[Raw records start]

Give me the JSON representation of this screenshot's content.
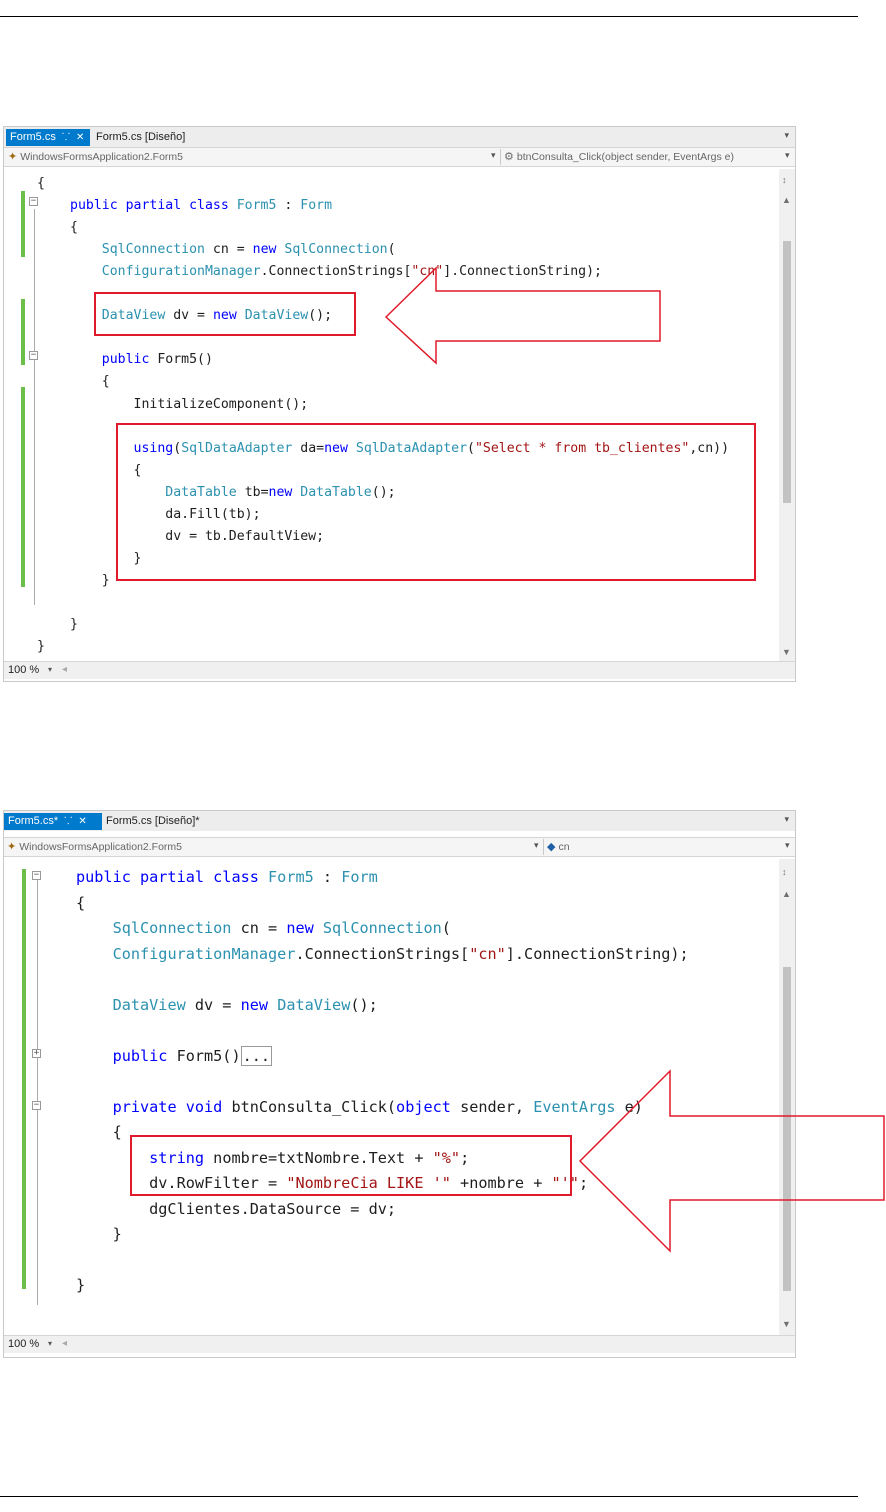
{
  "colors": {
    "keyword": "#0000ff",
    "type": "#2b91af",
    "string": "#a31515",
    "text": "#1e1e1e",
    "tab_active": "#007acc",
    "highlight_red": "#e01a2a",
    "changed_green": "#6cc04a"
  },
  "screenshot1": {
    "tab_active": "Form5.cs",
    "tab_inactive": "Form5.cs [Diseño]",
    "pin_icon": "pin-icon",
    "close_icon": "close-icon",
    "nav_class": "WindowsFormsApplication2.Form5",
    "nav_member": "btnConsulta_Click(object sender, EventArgs e)",
    "zoom": "100 %",
    "lines": [
      [
        {
          "t": "{"
        }
      ],
      [
        {
          "t": "public partial class ",
          "c": "kw"
        },
        {
          "t": "Form5",
          "c": "ty"
        },
        {
          "t": " : "
        },
        {
          "t": "Form",
          "c": "ty"
        }
      ],
      [
        {
          "t": "{"
        }
      ],
      [
        {
          "t": "    "
        },
        {
          "t": "SqlConnection",
          "c": "ty"
        },
        {
          "t": " cn = "
        },
        {
          "t": "new ",
          "c": "kw"
        },
        {
          "t": "SqlConnection",
          "c": "ty"
        },
        {
          "t": "("
        }
      ],
      [
        {
          "t": "    "
        },
        {
          "t": "ConfigurationManager",
          "c": "ty"
        },
        {
          "t": ".ConnectionStrings["
        },
        {
          "t": "\"cn\"",
          "c": "st"
        },
        {
          "t": "].ConnectionString);"
        }
      ],
      [
        {
          "t": ""
        }
      ],
      [
        {
          "t": "    "
        },
        {
          "t": "DataView",
          "c": "ty"
        },
        {
          "t": " dv = "
        },
        {
          "t": "new ",
          "c": "kw"
        },
        {
          "t": "DataView",
          "c": "ty"
        },
        {
          "t": "();"
        }
      ],
      [
        {
          "t": ""
        }
      ],
      [
        {
          "t": "    "
        },
        {
          "t": "public ",
          "c": "kw"
        },
        {
          "t": "Form5()"
        }
      ],
      [
        {
          "t": "    {"
        }
      ],
      [
        {
          "t": "        InitializeComponent();"
        }
      ],
      [
        {
          "t": ""
        }
      ],
      [
        {
          "t": "        "
        },
        {
          "t": "using",
          "c": "kw"
        },
        {
          "t": "("
        },
        {
          "t": "SqlDataAdapter",
          "c": "ty"
        },
        {
          "t": " da="
        },
        {
          "t": "new ",
          "c": "kw"
        },
        {
          "t": "SqlDataAdapter",
          "c": "ty"
        },
        {
          "t": "("
        },
        {
          "t": "\"Select * from tb_clientes\"",
          "c": "st"
        },
        {
          "t": ",cn))"
        }
      ],
      [
        {
          "t": "        {"
        }
      ],
      [
        {
          "t": "            "
        },
        {
          "t": "DataTable",
          "c": "ty"
        },
        {
          "t": " tb="
        },
        {
          "t": "new ",
          "c": "kw"
        },
        {
          "t": "DataTable",
          "c": "ty"
        },
        {
          "t": "();"
        }
      ],
      [
        {
          "t": "            da.Fill(tb);"
        }
      ],
      [
        {
          "t": "            dv = tb.DefaultView;"
        }
      ],
      [
        {
          "t": "        }"
        }
      ],
      [
        {
          "t": "    }"
        }
      ],
      [
        {
          "t": ""
        }
      ],
      [
        {
          "t": "}"
        }
      ],
      [
        {
          "t": "}"
        }
      ]
    ]
  },
  "screenshot2": {
    "tab_active": "Form5.cs*",
    "tab_inactive": "Form5.cs [Diseño]*",
    "pin_icon": "pin-icon",
    "close_icon": "close-icon",
    "nav_class": "WindowsFormsApplication2.Form5",
    "nav_member": "cn",
    "zoom": "100 %",
    "lines": [
      [
        {
          "t": "public partial class ",
          "c": "kw"
        },
        {
          "t": "Form5",
          "c": "ty"
        },
        {
          "t": " : "
        },
        {
          "t": "Form",
          "c": "ty"
        }
      ],
      [
        {
          "t": "{"
        }
      ],
      [
        {
          "t": "    "
        },
        {
          "t": "SqlConnection",
          "c": "ty"
        },
        {
          "t": " cn = "
        },
        {
          "t": "new ",
          "c": "kw"
        },
        {
          "t": "SqlConnection",
          "c": "ty"
        },
        {
          "t": "("
        }
      ],
      [
        {
          "t": "    "
        },
        {
          "t": "ConfigurationManager",
          "c": "ty"
        },
        {
          "t": ".ConnectionStrings["
        },
        {
          "t": "\"cn\"",
          "c": "st"
        },
        {
          "t": "].ConnectionString);"
        }
      ],
      [
        {
          "t": ""
        }
      ],
      [
        {
          "t": "    "
        },
        {
          "t": "DataView",
          "c": "ty"
        },
        {
          "t": " dv = "
        },
        {
          "t": "new ",
          "c": "kw"
        },
        {
          "t": "DataView",
          "c": "ty"
        },
        {
          "t": "();"
        }
      ],
      [
        {
          "t": ""
        }
      ],
      [
        {
          "t": "    "
        },
        {
          "t": "public ",
          "c": "kw"
        },
        {
          "t": "Form5()"
        },
        {
          "t": "...",
          "box": true
        }
      ],
      [
        {
          "t": ""
        }
      ],
      [
        {
          "t": "    "
        },
        {
          "t": "private void ",
          "c": "kw"
        },
        {
          "t": "btnConsulta_Click("
        },
        {
          "t": "object ",
          "c": "kw"
        },
        {
          "t": "sender, "
        },
        {
          "t": "EventArgs",
          "c": "ty"
        },
        {
          "t": " e)"
        }
      ],
      [
        {
          "t": "    {"
        }
      ],
      [
        {
          "t": "        "
        },
        {
          "t": "string ",
          "c": "kw"
        },
        {
          "t": "nombre=txtNombre.Text + "
        },
        {
          "t": "\"%\"",
          "c": "st"
        },
        {
          "t": ";"
        }
      ],
      [
        {
          "t": "        dv.RowFilter = "
        },
        {
          "t": "\"NombreCia LIKE '\"",
          "c": "st"
        },
        {
          "t": " +nombre + "
        },
        {
          "t": "\"'\"",
          "c": "st"
        },
        {
          "t": ";"
        }
      ],
      [
        {
          "t": "        dgClientes.DataSource = dv;"
        }
      ],
      [
        {
          "t": "    }"
        }
      ],
      [
        {
          "t": ""
        }
      ],
      [
        {
          "t": "}"
        }
      ]
    ]
  }
}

[Raw records end]

**To do:**
Every line above should be repeated exactly; pictures stay out of the copy.

**Result:**
Give me the JSON representation of this screenshot's content.
{
  "colors": {
    "keyword": "#0000ff",
    "type": "#2b91af",
    "string": "#a31515",
    "text": "#1e1e1e",
    "tab_active": "#007acc",
    "highlight_red": "#e01a2a",
    "changed_green": "#6cc04a"
  },
  "screenshot1": {
    "tab_active": "Form5.cs",
    "tab_inactive": "Form5.cs [Diseño]",
    "pin_icon": "pin-icon",
    "close_icon": "close-icon",
    "nav_class": "WindowsFormsApplication2.Form5",
    "nav_member": "btnConsulta_Click(object sender, EventArgs e)",
    "zoom": "100 %",
    "lines": [
      [
        {
          "t": "{"
        }
      ],
      [
        {
          "t": "public partial class ",
          "c": "kw"
        },
        {
          "t": "Form5",
          "c": "ty"
        },
        {
          "t": " : "
        },
        {
          "t": "Form",
          "c": "ty"
        }
      ],
      [
        {
          "t": "{"
        }
      ],
      [
        {
          "t": "    "
        },
        {
          "t": "SqlConnection",
          "c": "ty"
        },
        {
          "t": " cn = "
        },
        {
          "t": "new ",
          "c": "kw"
        },
        {
          "t": "SqlConnection",
          "c": "ty"
        },
        {
          "t": "("
        }
      ],
      [
        {
          "t": "    "
        },
        {
          "t": "ConfigurationManager",
          "c": "ty"
        },
        {
          "t": ".ConnectionStrings["
        },
        {
          "t": "\"cn\"",
          "c": "st"
        },
        {
          "t": "].ConnectionString);"
        }
      ],
      [
        {
          "t": ""
        }
      ],
      [
        {
          "t": "    "
        },
        {
          "t": "DataView",
          "c": "ty"
        },
        {
          "t": " dv = "
        },
        {
          "t": "new ",
          "c": "kw"
        },
        {
          "t": "DataView",
          "c": "ty"
        },
        {
          "t": "();"
        }
      ],
      [
        {
          "t": ""
        }
      ],
      [
        {
          "t": "    "
        },
        {
          "t": "public ",
          "c": "kw"
        },
        {
          "t": "Form5()"
        }
      ],
      [
        {
          "t": "    {"
        }
      ],
      [
        {
          "t": "        InitializeComponent();"
        }
      ],
      [
        {
          "t": ""
        }
      ],
      [
        {
          "t": "        "
        },
        {
          "t": "using",
          "c": "kw"
        },
        {
          "t": "("
        },
        {
          "t": "SqlDataAdapter",
          "c": "ty"
        },
        {
          "t": " da="
        },
        {
          "t": "new ",
          "c": "kw"
        },
        {
          "t": "SqlDataAdapter",
          "c": "ty"
        },
        {
          "t": "("
        },
        {
          "t": "\"Select * from tb_clientes\"",
          "c": "st"
        },
        {
          "t": ",cn))"
        }
      ],
      [
        {
          "t": "        {"
        }
      ],
      [
        {
          "t": "            "
        },
        {
          "t": "DataTable",
          "c": "ty"
        },
        {
          "t": " tb="
        },
        {
          "t": "new ",
          "c": "kw"
        },
        {
          "t": "DataTable",
          "c": "ty"
        },
        {
          "t": "();"
        }
      ],
      [
        {
          "t": "            da.Fill(tb);"
        }
      ],
      [
        {
          "t": "            dv = tb.DefaultView;"
        }
      ],
      [
        {
          "t": "        }"
        }
      ],
      [
        {
          "t": "    }"
        }
      ],
      [
        {
          "t": ""
        }
      ],
      [
        {
          "t": "}"
        }
      ],
      [
        {
          "t": "}"
        }
      ]
    ]
  },
  "screenshot2": {
    "tab_active": "Form5.cs*",
    "tab_inactive": "Form5.cs [Diseño]*",
    "pin_icon": "pin-icon",
    "close_icon": "close-icon",
    "nav_class": "WindowsFormsApplication2.Form5",
    "nav_member": "cn",
    "zoom": "100 %",
    "lines": [
      [
        {
          "t": "public partial class ",
          "c": "kw"
        },
        {
          "t": "Form5",
          "c": "ty"
        },
        {
          "t": " : "
        },
        {
          "t": "Form",
          "c": "ty"
        }
      ],
      [
        {
          "t": "{"
        }
      ],
      [
        {
          "t": "    "
        },
        {
          "t": "SqlConnection",
          "c": "ty"
        },
        {
          "t": " cn = "
        },
        {
          "t": "new ",
          "c": "kw"
        },
        {
          "t": "SqlConnection",
          "c": "ty"
        },
        {
          "t": "("
        }
      ],
      [
        {
          "t": "    "
        },
        {
          "t": "ConfigurationManager",
          "c": "ty"
        },
        {
          "t": ".ConnectionStrings["
        },
        {
          "t": "\"cn\"",
          "c": "st"
        },
        {
          "t": "].ConnectionString);"
        }
      ],
      [
        {
          "t": ""
        }
      ],
      [
        {
          "t": "    "
        },
        {
          "t": "DataView",
          "c": "ty"
        },
        {
          "t": " dv = "
        },
        {
          "t": "new ",
          "c": "kw"
        },
        {
          "t": "DataView",
          "c": "ty"
        },
        {
          "t": "();"
        }
      ],
      [
        {
          "t": ""
        }
      ],
      [
        {
          "t": "    "
        },
        {
          "t": "public ",
          "c": "kw"
        },
        {
          "t": "Form5()"
        },
        {
          "t": "...",
          "box": true
        }
      ],
      [
        {
          "t": ""
        }
      ],
      [
        {
          "t": "    "
        },
        {
          "t": "private void ",
          "c": "kw"
        },
        {
          "t": "btnConsulta_Click("
        },
        {
          "t": "object ",
          "c": "kw"
        },
        {
          "t": "sender, "
        },
        {
          "t": "EventArgs",
          "c": "ty"
        },
        {
          "t": " e)"
        }
      ],
      [
        {
          "t": "    {"
        }
      ],
      [
        {
          "t": "        "
        },
        {
          "t": "string ",
          "c": "kw"
        },
        {
          "t": "nombre=txtNombre.Text + "
        },
        {
          "t": "\"%\"",
          "c": "st"
        },
        {
          "t": ";"
        }
      ],
      [
        {
          "t": "        dv.RowFilter = "
        },
        {
          "t": "\"NombreCia LIKE '\"",
          "c": "st"
        },
        {
          "t": " +nombre + "
        },
        {
          "t": "\"'\"",
          "c": "st"
        },
        {
          "t": ";"
        }
      ],
      [
        {
          "t": "        dgClientes.DataSource = dv;"
        }
      ],
      [
        {
          "t": "    }"
        }
      ],
      [
        {
          "t": ""
        }
      ],
      [
        {
          "t": "}"
        }
      ]
    ]
  }
}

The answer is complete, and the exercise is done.